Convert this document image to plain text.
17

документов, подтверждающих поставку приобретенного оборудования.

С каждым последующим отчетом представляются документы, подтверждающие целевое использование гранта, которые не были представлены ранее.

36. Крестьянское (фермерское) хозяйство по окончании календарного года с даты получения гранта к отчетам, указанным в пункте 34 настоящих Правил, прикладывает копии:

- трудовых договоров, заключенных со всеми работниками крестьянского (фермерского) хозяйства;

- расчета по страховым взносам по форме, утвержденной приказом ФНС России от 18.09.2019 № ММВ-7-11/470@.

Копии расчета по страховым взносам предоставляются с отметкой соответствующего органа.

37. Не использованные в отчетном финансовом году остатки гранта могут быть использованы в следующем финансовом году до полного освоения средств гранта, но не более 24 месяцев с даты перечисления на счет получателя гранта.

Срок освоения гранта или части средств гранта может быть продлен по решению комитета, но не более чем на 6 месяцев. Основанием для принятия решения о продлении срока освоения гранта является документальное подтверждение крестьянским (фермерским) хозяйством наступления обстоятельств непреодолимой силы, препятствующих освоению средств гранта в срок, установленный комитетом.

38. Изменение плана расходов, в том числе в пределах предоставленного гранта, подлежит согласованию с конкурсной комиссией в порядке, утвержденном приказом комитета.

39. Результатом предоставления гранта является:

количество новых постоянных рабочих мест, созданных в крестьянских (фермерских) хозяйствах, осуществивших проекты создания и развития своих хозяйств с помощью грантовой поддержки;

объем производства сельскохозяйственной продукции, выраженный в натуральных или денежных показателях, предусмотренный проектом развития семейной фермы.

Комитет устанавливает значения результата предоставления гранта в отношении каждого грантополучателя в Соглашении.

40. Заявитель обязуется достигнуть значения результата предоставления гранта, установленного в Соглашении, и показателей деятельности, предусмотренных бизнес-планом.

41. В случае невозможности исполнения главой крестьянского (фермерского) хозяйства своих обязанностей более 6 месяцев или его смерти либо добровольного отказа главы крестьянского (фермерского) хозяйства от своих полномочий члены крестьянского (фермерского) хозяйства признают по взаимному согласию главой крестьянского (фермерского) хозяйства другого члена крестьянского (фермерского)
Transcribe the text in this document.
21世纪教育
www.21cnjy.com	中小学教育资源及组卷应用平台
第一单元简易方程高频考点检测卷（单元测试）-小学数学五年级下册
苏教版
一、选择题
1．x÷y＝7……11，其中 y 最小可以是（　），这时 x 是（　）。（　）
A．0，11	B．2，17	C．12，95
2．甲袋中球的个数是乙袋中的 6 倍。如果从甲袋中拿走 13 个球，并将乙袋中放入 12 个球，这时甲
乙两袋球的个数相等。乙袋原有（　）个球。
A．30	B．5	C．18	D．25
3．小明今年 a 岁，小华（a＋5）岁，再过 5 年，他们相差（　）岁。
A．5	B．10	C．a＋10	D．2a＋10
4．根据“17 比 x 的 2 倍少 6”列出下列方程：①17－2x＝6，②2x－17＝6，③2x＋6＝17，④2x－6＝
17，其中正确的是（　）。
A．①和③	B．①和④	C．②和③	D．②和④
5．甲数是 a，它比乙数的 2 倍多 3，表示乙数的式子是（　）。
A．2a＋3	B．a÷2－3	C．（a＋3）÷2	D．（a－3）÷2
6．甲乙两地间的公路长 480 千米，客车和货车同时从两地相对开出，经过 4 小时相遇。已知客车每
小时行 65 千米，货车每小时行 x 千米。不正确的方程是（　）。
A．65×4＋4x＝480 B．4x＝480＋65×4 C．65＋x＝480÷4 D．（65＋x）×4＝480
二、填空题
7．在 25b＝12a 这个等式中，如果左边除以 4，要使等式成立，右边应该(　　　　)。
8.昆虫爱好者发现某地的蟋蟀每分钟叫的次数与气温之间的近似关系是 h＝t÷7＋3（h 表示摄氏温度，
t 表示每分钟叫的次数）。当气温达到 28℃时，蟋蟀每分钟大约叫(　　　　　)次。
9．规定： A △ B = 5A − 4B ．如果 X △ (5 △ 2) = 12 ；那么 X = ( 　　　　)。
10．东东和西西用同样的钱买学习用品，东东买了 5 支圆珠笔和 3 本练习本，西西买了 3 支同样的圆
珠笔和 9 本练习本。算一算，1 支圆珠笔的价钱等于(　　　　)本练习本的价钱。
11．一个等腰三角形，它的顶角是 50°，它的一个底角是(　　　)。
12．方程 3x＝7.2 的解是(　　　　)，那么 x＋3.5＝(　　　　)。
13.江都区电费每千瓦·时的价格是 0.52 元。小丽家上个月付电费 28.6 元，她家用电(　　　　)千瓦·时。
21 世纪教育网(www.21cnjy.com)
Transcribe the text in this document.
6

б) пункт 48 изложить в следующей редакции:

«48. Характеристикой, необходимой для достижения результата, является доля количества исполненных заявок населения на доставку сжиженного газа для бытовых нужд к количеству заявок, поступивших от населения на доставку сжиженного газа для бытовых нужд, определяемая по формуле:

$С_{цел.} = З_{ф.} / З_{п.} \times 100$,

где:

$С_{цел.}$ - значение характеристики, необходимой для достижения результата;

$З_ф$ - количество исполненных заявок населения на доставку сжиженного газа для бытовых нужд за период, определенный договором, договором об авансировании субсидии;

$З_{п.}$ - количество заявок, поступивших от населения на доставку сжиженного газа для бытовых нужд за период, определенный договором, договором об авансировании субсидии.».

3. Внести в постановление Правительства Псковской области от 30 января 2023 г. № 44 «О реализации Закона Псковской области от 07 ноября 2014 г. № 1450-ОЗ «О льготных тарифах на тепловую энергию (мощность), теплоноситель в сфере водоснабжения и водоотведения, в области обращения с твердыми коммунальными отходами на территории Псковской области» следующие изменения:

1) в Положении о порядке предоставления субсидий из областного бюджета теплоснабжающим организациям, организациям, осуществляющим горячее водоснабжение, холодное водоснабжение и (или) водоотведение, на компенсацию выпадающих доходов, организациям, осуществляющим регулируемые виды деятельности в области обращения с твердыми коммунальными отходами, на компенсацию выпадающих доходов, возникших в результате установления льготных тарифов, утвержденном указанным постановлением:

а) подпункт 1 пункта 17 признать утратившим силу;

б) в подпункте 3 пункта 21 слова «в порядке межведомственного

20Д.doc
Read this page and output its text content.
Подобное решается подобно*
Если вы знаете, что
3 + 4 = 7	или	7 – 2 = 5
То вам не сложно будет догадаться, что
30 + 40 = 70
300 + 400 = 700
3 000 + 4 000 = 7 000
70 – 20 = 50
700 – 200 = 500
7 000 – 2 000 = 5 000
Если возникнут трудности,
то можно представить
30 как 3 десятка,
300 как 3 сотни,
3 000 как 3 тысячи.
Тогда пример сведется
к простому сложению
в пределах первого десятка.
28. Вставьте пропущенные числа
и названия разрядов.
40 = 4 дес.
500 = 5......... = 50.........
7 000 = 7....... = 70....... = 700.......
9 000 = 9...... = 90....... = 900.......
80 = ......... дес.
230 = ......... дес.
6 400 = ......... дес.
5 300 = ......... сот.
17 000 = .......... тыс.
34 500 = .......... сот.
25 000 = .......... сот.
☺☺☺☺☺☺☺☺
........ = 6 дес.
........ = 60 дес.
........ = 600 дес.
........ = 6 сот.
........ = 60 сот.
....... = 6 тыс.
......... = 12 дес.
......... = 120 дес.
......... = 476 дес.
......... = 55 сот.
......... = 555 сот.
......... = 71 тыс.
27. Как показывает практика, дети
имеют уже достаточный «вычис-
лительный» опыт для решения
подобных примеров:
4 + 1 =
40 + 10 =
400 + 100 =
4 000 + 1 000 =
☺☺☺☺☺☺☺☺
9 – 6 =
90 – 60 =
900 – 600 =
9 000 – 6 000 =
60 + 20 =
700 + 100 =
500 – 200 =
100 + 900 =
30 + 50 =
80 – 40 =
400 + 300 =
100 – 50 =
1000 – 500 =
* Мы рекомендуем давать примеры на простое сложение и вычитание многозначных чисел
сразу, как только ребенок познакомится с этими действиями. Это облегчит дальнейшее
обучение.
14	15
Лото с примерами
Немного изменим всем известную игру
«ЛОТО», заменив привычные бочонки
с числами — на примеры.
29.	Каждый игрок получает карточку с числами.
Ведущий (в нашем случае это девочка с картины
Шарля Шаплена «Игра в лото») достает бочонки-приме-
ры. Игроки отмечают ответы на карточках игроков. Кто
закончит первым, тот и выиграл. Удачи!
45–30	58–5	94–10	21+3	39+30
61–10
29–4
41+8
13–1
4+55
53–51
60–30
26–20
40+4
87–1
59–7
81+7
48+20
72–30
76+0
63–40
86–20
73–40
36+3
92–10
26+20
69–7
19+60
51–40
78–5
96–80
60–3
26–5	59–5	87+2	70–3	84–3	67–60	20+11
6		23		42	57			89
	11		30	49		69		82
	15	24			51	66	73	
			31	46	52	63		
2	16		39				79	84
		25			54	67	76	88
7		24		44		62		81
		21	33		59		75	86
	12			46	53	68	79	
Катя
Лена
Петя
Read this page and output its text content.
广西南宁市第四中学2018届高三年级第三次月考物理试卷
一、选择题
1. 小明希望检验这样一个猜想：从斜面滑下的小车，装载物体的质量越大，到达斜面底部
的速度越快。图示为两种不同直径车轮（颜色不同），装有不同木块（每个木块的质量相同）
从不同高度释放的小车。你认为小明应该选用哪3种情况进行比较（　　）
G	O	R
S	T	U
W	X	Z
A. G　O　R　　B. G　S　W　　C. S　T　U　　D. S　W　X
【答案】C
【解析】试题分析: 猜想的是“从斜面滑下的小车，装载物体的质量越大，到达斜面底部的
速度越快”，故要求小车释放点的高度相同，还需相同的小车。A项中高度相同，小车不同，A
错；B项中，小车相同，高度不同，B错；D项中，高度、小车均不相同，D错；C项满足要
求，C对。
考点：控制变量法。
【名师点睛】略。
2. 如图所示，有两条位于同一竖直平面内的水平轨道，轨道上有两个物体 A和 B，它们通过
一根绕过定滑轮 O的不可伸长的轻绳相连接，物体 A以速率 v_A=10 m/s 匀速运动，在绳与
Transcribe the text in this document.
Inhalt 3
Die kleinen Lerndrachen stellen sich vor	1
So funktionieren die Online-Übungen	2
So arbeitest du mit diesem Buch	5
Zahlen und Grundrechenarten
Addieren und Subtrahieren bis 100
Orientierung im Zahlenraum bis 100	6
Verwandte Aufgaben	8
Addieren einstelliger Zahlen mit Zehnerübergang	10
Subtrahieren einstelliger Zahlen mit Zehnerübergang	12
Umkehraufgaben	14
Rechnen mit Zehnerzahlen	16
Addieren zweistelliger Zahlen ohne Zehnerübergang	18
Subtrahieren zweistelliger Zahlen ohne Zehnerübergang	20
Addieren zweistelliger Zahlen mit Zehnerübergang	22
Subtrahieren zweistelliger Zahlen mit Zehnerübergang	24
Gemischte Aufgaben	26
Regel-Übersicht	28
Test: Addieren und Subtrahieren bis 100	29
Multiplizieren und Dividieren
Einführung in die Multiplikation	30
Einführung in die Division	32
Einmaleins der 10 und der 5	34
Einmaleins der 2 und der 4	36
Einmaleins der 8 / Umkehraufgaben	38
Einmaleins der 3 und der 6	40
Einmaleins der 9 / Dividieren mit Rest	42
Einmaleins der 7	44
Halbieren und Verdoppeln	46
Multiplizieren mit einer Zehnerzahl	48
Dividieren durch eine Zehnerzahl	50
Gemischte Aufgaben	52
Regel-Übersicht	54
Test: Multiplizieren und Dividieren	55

+ + + + + + +

What to produce>
Copy out the lines that hold "ohne".

Written solution>
Addieren zweistelliger Zahlen ohne Zehnerübergang	18
Subtrahieren zweistelliger Zahlen ohne Zehnerübergang	20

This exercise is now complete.